▶ [TASK DETAILS]:
Give each line of the material below as a JSON list of strings, one string per line, with blank lines and pictures left out.

━━━━━━━━━━━━━━━━

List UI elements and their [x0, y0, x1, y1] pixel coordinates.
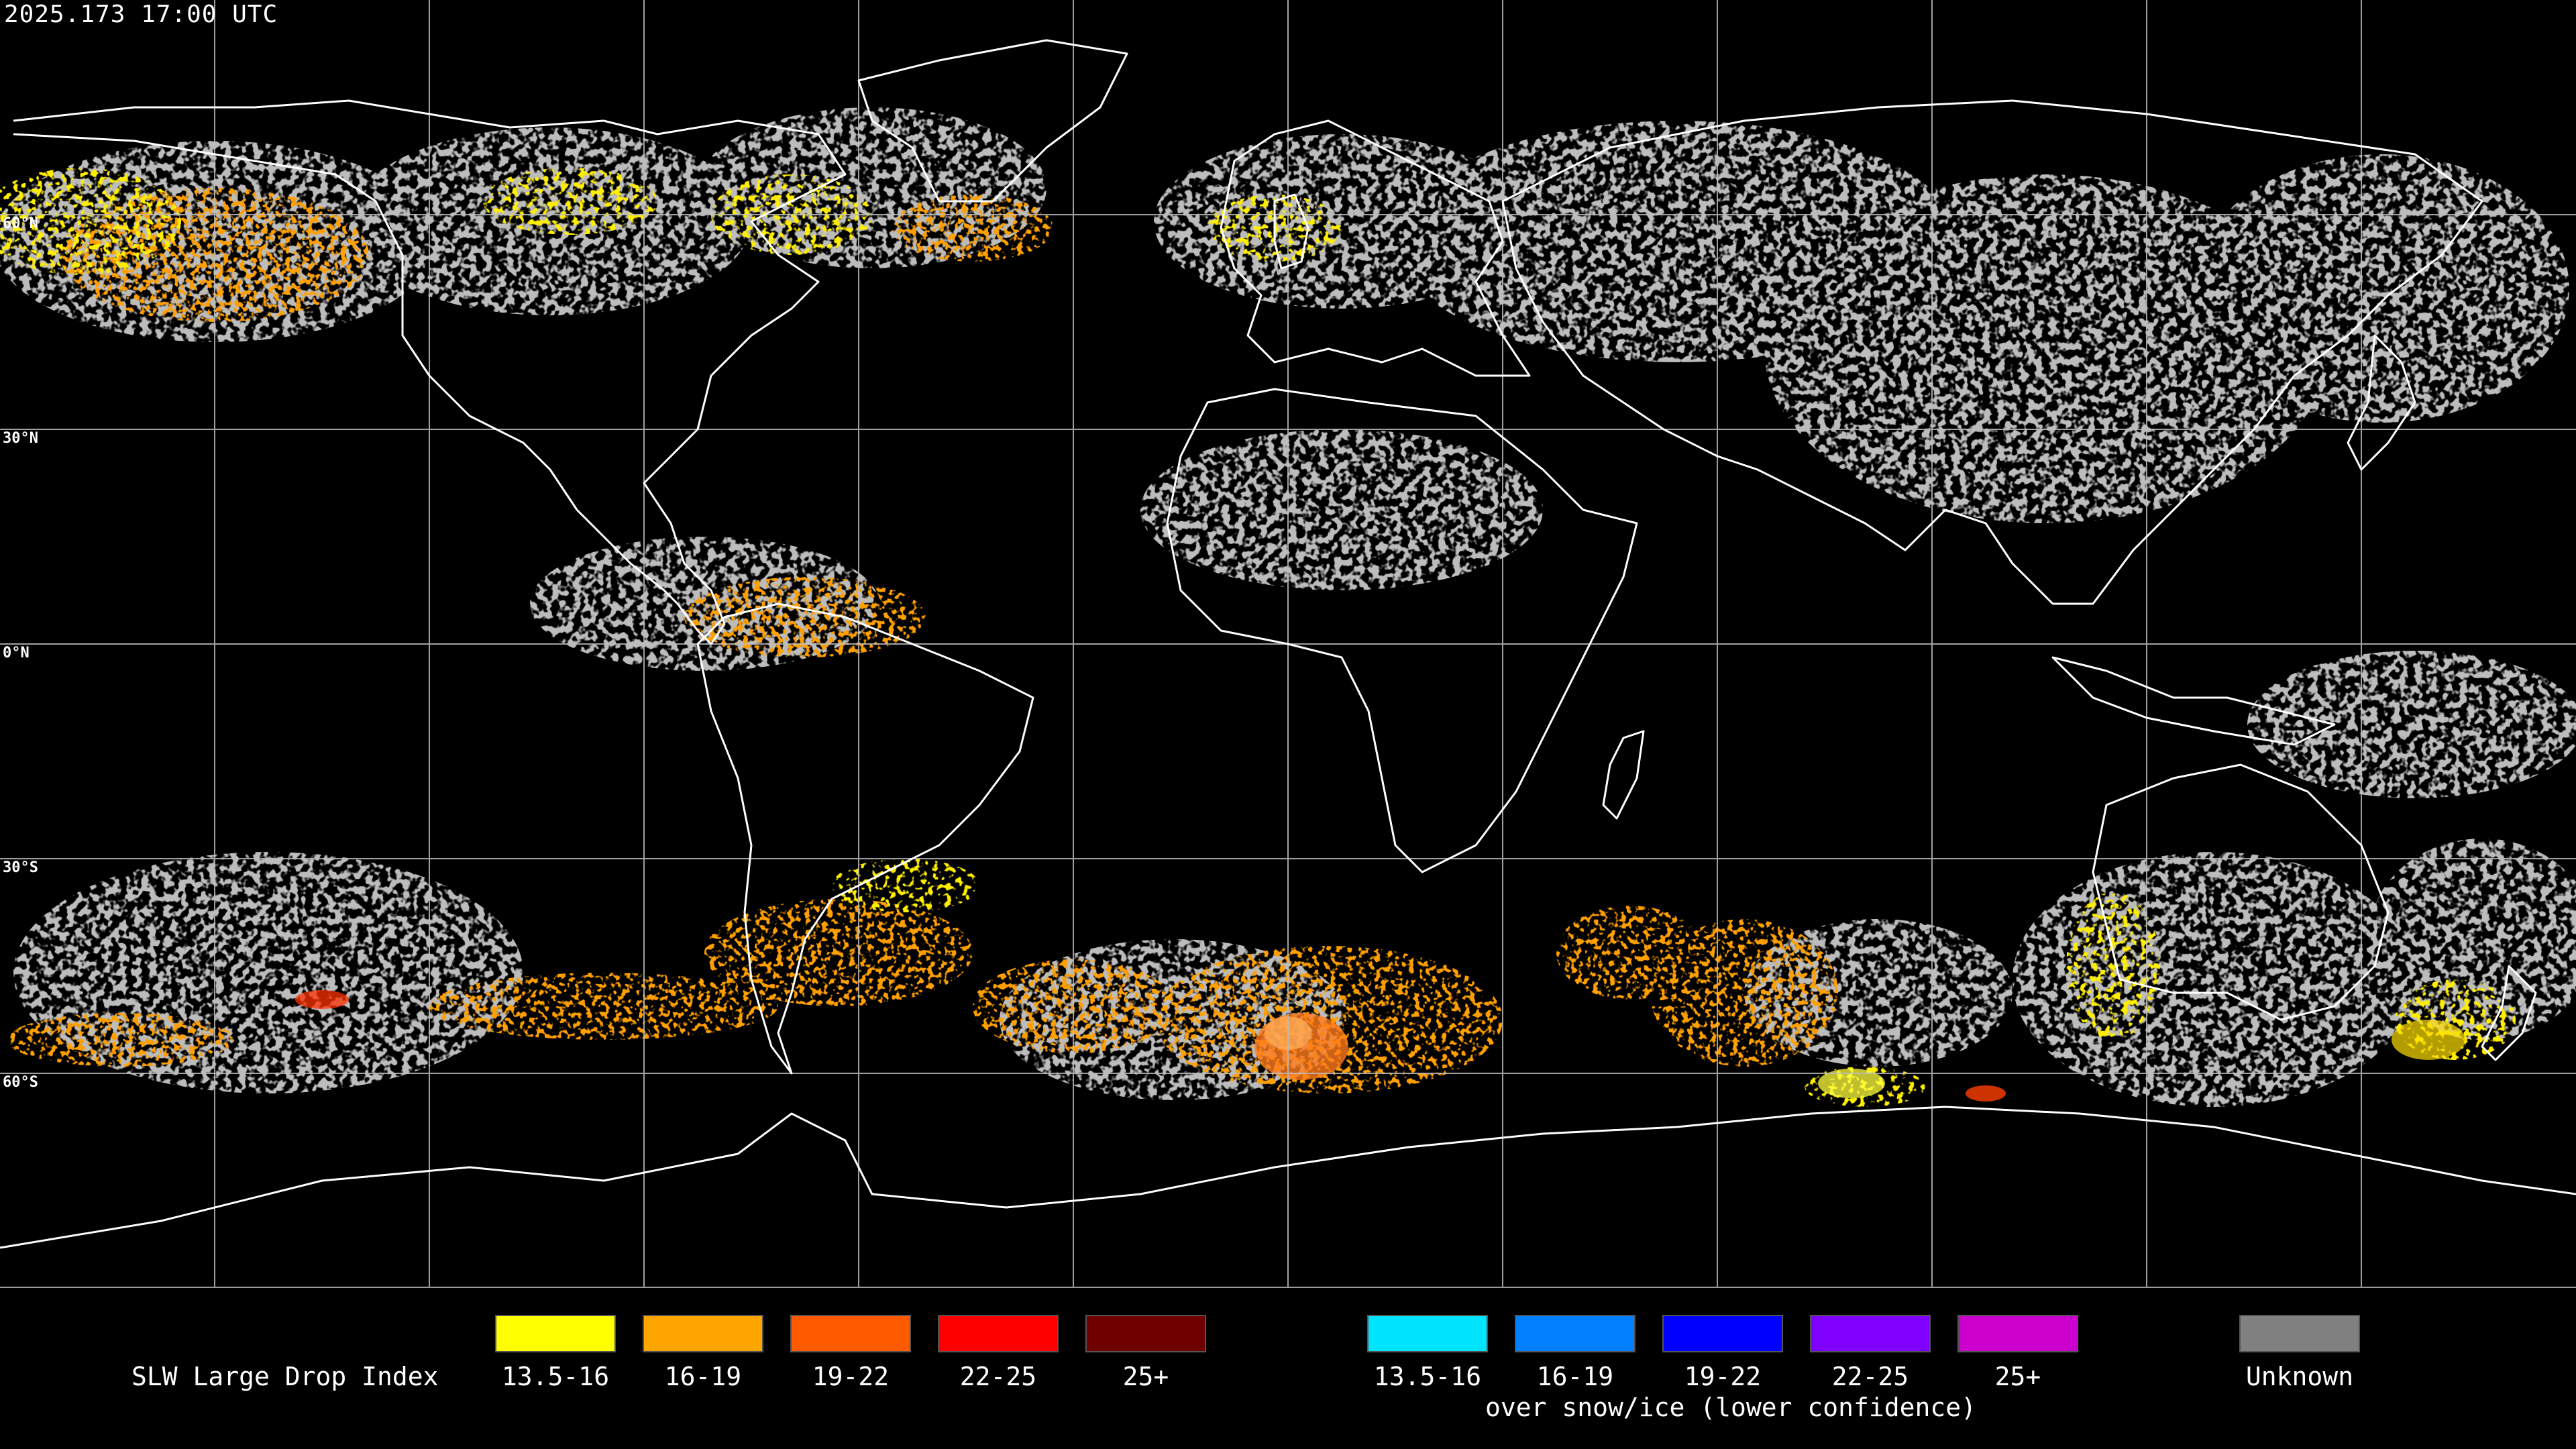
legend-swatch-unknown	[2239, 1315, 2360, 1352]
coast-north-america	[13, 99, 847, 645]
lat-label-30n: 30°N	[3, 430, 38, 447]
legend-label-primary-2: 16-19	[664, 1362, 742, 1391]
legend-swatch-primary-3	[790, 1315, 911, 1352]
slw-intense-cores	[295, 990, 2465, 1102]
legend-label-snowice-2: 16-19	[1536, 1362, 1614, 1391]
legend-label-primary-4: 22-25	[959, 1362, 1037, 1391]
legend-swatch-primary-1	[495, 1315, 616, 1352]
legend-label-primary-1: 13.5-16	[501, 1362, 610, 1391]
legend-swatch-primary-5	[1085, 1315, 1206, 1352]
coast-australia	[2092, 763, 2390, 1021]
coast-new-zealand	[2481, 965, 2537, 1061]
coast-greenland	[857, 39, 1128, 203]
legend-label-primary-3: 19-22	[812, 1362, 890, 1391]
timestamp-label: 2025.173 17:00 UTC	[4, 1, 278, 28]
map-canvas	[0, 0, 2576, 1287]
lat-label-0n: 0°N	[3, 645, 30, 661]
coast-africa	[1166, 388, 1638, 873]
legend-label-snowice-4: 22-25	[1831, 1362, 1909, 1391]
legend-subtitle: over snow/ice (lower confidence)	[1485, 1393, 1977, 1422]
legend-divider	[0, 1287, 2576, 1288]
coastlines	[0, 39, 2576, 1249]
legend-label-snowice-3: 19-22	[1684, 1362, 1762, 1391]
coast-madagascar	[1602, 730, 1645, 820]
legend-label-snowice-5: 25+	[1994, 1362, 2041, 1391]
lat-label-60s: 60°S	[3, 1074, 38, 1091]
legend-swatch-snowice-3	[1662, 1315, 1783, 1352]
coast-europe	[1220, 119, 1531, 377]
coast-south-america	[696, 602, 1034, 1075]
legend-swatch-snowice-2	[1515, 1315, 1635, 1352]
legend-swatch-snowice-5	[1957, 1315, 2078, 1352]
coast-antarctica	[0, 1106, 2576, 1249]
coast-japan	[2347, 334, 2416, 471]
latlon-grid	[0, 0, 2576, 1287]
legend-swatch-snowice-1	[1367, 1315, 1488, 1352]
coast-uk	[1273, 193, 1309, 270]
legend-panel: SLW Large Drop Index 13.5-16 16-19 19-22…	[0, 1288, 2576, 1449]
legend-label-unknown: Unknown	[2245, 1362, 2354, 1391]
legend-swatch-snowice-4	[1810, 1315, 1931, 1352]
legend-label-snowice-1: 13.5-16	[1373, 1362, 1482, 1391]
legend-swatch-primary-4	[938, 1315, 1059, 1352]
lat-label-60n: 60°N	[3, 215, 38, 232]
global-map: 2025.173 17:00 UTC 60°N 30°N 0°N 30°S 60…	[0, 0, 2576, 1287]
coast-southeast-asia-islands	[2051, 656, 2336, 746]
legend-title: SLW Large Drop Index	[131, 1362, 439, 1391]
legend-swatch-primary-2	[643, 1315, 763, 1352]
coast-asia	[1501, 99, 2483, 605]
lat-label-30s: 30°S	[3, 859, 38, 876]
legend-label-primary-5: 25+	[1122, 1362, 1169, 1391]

━━━━━━━━━━━━━━━━

▶ [RESPONSE TO THIS EXERCISE]:
[
  "List UI elements and their [x0, y0, x1, y1] pixel coordinates.",
  "legend-swatch-unknown\t[2239, 1315, 2360, 1352]",
  "coast-north-america\t[13, 99, 847, 645]",
  "lat-label-30n: 30°N\t[3, 430, 38, 447]",
  "legend-label-primary-2: 16-19\t[664, 1362, 742, 1391]",
  "legend-swatch-primary-3\t[790, 1315, 911, 1352]",
  "slw-intense-cores\t[295, 990, 2465, 1102]",
  "legend-label-snowice-2: 16-19\t[1536, 1362, 1614, 1391]",
  "legend-label-primary-4: 22-25\t[959, 1362, 1037, 1391]",
  "legend-swatch-primary-1\t[495, 1315, 616, 1352]",
  "legend-label-primary-1: 13.5-16\t[501, 1362, 610, 1391]",
  "legend-swatch-primary-5\t[1085, 1315, 1206, 1352]",
  "coast-australia\t[2092, 763, 2390, 1021]",
  "coast-new-zealand\t[2481, 965, 2537, 1061]",
  "coast-greenland\t[857, 39, 1128, 203]",
  "legend-label-primary-3: 19-22\t[812, 1362, 890, 1391]",
  "timestamp-label: 2025.173 17:00 UTC\t[4, 1, 278, 28]",
  "map-canvas\t[0, 0, 2576, 1287]",
  "lat-label-0n: 0°N\t[3, 645, 30, 661]",
  "coast-africa\t[1166, 388, 1638, 873]",
  "legend-label-snowice-4: 22-25\t[1831, 1362, 1909, 1391]",
  "legend-subtitle: over snow/ice (lower confidence)\t[1485, 1393, 1977, 1422]",
  "legend-divider\t[0, 1287, 2576, 1288]",
  "coastlines\t[0, 39, 2576, 1249]",
  "legend-label-snowice-3: 19-22\t[1684, 1362, 1762, 1391]",
  "coast-madagascar\t[1602, 730, 1645, 820]",
  "legend-label-snowice-5: 25+\t[1994, 1362, 2041, 1391]",
  "lat-label-60s: 60°S\t[3, 1074, 38, 1091]",
  "legend-swatch-snowice-3\t[1662, 1315, 1783, 1352]",
  "coast-europe\t[1220, 119, 1531, 377]",
  "coast-south-america\t[696, 602, 1034, 1075]",
  "legend-swatch-snowice-2\t[1515, 1315, 1635, 1352]",
  "legend-swatch-snowice-5\t[1957, 1315, 2078, 1352]",
  "coast-antarctica\t[0, 1106, 2576, 1249]",
  "coast-japan\t[2347, 334, 2416, 471]",
  "latlon-grid\t[0, 0, 2576, 1287]",
  "legend-swatch-snowice-1\t[1367, 1315, 1488, 1352]",
  "coast-uk\t[1273, 193, 1309, 270]",
  "legend-panel: SLW Large Drop Index 13.5-16 16-19 19-22…\t[0, 1288, 2576, 1449]",
  "legend-label-unknown: Unknown\t[2245, 1362, 2354, 1391]",
  "legend-swatch-snowice-4\t[1810, 1315, 1931, 1352]",
  "legend-label-snowice-1: 13.5-16\t[1373, 1362, 1482, 1391]",
  "legend-swatch-primary-4\t[938, 1315, 1059, 1352]",
  "lat-label-60n: 60°N\t[3, 215, 38, 232]",
  "global-map: 2025.173 17:00 UTC 60°N 30°N 0°N 30°S 60…\t[0, 0, 2576, 1287]",
  "coast-southeast-asia-islands\t[2051, 656, 2336, 746]",
  "legend-title: SLW Large Drop Index\t[131, 1362, 439, 1391]",
  "legend-swatch-primary-2\t[643, 1315, 763, 1352]",
  "coast-asia\t[1501, 99, 2483, 605]",
  "lat-label-30s: 30°S\t[3, 859, 38, 876]",
  "legend-label-primary-5: 25+\t[1122, 1362, 1169, 1391]"
]